-- begin --

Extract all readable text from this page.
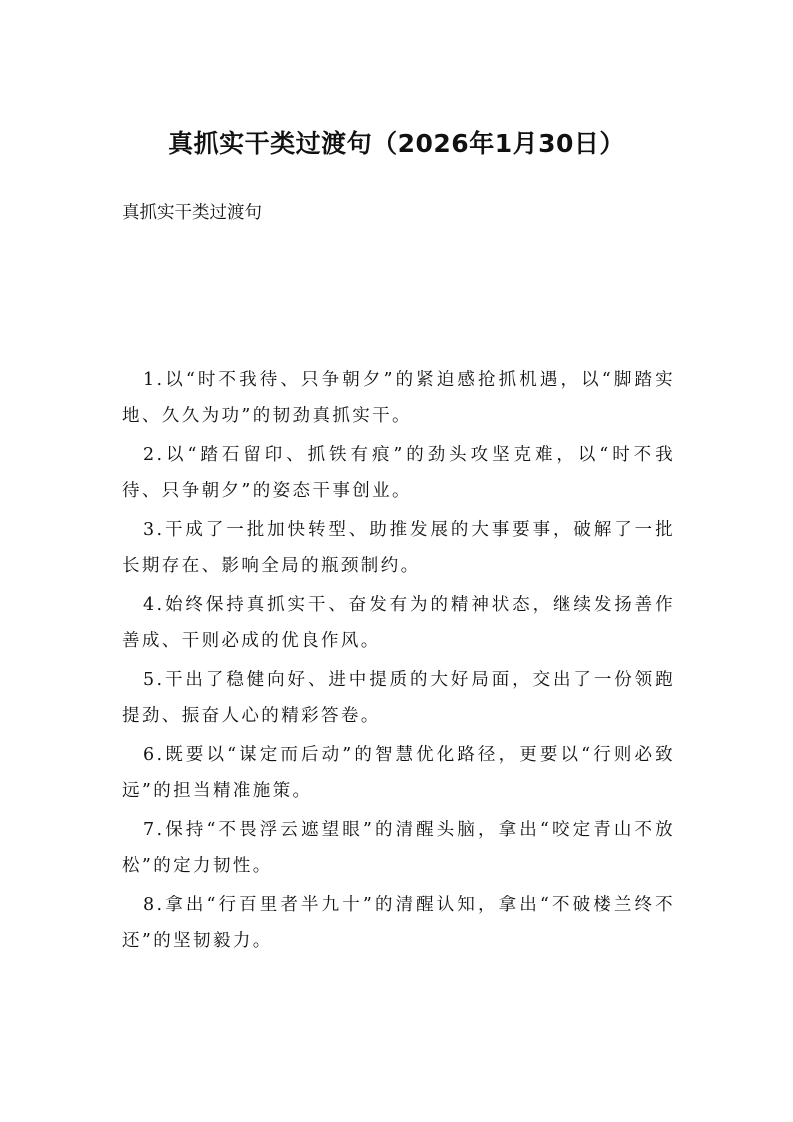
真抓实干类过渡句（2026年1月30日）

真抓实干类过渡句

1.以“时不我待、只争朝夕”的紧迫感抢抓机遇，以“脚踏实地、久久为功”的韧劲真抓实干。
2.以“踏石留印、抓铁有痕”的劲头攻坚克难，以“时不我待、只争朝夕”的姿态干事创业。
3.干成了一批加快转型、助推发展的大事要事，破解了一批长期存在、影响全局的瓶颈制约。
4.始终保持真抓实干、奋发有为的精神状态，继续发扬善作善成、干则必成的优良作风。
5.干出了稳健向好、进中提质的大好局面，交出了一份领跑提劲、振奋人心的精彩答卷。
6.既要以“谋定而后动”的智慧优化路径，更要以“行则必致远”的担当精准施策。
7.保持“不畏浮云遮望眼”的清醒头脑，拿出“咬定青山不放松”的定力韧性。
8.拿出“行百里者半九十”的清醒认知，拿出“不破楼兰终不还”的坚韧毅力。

-- end --

### TASK TO CARRY OUT
Read through the lines above and collect those that contain the string "时不我待".

### REPLY TO THE TASK
1.以“时不我待、只争朝夕”的紧迫感抢抓机遇，以“脚踏实地、久久为功”的韧劲真抓实干。
2.以“踏石留印、抓铁有痕”的劲头攻坚克难，以“时不我待、只争朝夕”的姿态干事创业。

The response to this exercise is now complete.